=== DATA SHOWN ===

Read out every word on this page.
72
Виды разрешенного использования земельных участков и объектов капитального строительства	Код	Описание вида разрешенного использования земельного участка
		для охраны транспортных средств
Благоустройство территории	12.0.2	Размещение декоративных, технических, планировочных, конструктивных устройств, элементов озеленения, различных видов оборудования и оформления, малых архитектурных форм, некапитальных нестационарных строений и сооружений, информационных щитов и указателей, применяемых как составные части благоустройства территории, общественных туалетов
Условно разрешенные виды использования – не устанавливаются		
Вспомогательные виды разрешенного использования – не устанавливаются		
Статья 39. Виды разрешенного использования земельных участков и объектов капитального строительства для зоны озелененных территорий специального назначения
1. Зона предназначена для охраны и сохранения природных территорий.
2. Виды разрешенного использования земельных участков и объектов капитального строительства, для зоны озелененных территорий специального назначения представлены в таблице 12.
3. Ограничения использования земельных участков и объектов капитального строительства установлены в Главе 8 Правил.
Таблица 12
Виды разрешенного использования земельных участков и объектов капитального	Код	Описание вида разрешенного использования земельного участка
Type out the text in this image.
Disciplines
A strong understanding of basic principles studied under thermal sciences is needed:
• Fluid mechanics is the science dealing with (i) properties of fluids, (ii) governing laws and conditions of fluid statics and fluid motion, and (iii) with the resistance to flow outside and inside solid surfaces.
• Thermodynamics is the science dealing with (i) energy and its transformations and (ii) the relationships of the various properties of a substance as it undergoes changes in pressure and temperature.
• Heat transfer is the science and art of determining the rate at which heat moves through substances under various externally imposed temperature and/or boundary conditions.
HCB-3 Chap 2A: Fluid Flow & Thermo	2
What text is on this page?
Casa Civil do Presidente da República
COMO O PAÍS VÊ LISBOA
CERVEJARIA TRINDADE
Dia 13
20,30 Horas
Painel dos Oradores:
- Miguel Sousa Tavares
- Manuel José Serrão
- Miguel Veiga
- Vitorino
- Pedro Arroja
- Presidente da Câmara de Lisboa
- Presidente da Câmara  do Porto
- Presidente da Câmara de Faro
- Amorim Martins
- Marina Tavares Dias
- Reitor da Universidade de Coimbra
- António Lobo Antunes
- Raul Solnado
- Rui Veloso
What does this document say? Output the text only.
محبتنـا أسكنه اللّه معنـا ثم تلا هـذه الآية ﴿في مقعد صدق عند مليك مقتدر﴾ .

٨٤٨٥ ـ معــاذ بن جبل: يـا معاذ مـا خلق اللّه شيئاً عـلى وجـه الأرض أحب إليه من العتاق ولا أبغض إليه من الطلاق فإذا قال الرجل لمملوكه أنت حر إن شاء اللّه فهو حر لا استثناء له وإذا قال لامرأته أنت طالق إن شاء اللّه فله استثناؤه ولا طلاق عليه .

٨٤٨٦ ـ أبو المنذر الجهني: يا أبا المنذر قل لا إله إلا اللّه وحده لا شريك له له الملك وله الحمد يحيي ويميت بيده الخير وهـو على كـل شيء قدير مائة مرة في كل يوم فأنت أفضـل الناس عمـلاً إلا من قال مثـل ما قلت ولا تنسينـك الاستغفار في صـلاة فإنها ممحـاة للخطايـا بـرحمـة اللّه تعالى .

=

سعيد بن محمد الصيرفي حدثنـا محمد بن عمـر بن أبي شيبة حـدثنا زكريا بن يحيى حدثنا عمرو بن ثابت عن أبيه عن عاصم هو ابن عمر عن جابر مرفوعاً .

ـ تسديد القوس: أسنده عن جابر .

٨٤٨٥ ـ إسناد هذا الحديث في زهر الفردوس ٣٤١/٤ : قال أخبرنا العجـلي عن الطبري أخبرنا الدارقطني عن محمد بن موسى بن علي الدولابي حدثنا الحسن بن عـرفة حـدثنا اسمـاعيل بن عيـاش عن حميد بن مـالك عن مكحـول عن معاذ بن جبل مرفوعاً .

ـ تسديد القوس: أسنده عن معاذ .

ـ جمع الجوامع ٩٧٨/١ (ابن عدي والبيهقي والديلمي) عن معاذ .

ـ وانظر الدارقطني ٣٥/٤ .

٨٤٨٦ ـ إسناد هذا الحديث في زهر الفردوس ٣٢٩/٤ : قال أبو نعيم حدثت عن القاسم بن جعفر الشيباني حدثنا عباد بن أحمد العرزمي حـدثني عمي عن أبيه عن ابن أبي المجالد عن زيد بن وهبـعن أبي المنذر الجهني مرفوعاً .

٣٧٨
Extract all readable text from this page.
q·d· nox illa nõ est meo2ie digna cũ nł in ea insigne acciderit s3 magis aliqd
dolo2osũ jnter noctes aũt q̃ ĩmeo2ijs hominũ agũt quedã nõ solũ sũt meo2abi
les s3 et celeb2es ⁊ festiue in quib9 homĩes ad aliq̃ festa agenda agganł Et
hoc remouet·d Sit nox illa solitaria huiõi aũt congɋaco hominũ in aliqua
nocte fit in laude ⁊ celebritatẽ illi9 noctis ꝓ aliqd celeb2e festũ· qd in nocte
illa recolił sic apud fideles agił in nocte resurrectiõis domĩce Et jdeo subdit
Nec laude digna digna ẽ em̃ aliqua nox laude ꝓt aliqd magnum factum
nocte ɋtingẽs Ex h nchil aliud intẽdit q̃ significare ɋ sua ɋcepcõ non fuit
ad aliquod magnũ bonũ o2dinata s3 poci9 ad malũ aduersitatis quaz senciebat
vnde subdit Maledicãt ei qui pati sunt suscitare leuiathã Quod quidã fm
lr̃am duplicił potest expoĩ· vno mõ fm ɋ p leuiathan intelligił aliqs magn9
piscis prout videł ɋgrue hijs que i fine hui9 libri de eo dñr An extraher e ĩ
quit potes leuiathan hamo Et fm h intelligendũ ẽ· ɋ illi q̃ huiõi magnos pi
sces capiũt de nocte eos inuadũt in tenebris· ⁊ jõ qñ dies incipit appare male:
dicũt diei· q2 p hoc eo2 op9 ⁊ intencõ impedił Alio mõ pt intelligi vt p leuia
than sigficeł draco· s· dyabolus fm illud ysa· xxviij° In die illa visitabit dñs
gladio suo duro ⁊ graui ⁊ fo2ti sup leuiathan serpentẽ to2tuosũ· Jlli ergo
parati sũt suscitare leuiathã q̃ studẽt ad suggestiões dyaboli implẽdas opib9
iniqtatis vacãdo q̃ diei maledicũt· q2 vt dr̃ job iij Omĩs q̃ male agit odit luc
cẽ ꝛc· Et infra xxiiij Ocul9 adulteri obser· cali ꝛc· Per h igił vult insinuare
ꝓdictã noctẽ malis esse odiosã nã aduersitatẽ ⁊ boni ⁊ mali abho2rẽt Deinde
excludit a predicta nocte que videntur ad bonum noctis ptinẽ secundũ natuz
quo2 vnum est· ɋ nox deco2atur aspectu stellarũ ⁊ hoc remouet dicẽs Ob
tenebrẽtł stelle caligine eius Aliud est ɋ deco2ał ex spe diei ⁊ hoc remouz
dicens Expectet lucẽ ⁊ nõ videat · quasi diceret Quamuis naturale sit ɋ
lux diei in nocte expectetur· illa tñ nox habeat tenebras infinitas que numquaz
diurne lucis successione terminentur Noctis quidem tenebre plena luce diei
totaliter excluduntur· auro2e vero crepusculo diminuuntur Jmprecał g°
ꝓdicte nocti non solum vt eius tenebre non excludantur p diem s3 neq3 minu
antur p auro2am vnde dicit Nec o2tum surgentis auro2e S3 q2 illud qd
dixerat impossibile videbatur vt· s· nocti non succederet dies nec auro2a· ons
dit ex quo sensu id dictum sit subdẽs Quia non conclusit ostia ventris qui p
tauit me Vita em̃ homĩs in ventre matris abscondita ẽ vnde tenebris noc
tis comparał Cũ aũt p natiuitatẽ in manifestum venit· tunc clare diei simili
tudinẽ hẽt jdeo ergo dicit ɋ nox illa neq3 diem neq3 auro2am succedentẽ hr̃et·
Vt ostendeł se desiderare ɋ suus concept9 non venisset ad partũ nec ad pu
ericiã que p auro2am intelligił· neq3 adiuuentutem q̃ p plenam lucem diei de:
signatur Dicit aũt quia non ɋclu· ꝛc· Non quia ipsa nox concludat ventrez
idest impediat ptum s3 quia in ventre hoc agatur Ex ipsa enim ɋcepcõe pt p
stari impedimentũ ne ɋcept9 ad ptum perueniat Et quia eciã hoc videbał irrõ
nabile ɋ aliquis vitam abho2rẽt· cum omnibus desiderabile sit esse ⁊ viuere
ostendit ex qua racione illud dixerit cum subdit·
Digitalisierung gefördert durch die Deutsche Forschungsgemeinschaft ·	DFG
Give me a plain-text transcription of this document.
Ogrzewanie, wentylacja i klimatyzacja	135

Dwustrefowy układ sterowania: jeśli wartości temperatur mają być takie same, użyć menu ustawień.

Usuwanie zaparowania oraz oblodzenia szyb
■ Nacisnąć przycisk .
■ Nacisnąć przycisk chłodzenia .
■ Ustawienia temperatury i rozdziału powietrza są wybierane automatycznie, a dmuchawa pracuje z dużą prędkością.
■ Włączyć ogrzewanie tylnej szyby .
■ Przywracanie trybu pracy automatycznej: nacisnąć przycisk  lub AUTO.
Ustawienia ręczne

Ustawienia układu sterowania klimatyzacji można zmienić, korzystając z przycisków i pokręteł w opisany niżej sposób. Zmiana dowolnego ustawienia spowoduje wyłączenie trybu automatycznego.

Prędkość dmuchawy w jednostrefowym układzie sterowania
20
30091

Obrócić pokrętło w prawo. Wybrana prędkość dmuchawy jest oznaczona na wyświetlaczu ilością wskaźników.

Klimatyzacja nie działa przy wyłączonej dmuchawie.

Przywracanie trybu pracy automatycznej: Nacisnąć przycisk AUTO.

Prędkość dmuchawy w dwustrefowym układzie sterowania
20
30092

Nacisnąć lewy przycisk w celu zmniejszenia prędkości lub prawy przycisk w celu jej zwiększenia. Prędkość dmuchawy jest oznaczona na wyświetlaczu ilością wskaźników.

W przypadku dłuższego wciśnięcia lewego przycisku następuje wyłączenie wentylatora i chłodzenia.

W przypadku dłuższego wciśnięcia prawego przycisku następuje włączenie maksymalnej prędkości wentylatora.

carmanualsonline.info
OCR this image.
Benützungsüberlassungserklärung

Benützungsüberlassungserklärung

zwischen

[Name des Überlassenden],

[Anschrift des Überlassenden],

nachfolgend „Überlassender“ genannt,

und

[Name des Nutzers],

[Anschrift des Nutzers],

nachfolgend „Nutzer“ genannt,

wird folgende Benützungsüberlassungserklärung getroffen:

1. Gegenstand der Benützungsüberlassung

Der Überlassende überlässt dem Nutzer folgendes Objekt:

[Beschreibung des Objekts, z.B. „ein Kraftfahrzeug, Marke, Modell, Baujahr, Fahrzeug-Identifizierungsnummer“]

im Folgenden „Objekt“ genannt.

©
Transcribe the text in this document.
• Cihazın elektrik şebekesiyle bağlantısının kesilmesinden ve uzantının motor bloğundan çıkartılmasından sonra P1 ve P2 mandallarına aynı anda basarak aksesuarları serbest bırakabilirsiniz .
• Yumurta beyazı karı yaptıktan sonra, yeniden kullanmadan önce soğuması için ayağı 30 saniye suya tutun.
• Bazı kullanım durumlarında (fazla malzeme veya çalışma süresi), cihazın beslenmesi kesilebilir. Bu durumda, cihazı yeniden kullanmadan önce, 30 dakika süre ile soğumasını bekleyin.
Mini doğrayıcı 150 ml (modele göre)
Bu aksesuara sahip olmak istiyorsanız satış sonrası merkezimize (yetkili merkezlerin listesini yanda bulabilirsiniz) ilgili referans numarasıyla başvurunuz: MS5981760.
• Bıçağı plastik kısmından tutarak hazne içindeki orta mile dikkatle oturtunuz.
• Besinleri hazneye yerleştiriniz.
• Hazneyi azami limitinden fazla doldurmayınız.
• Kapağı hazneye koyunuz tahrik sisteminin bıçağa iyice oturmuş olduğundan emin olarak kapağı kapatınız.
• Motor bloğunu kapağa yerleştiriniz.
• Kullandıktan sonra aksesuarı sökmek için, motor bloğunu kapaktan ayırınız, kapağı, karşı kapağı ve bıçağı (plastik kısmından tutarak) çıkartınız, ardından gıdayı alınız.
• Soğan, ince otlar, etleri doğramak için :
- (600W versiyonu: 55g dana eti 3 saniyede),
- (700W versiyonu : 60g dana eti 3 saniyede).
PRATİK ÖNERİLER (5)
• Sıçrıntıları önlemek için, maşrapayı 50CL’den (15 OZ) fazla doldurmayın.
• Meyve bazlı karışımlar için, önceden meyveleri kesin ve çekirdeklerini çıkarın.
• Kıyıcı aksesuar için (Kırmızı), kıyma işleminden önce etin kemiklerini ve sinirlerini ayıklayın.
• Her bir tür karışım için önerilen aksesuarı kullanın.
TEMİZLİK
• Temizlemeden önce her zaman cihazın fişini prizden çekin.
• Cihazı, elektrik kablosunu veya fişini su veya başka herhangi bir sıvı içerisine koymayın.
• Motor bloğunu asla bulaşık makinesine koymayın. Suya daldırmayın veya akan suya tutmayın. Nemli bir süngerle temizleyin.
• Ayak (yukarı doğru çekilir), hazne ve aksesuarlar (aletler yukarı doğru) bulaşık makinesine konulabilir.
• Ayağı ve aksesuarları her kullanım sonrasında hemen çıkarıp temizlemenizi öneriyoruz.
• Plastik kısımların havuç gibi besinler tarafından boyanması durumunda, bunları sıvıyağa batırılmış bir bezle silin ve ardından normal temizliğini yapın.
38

=== EXERCISE ===
Select the lines in this material that hold the word "объектов", leaving none out.

=== EXERCISE ANSWER ===
Виды разрешенного использования земельных участков и объектов капитального строительства	Код	Описание вида разрешенного использования земельного участка
Статья 39. Виды разрешенного использования земельных участков и объектов капитального строительства для зоны озелененных территорий специального назначения
2. Виды разрешенного использования земельных участков и объектов капитального строительства, для зоны озелененных территорий специального назначения представлены в таблице 12.
3. Ограничения использования земельных участков и объектов капитального строительства установлены в Главе 8 Правил.
Виды разрешенного использования земельных участков и объектов капитального	Код	Описание вида разрешенного использования земельного участка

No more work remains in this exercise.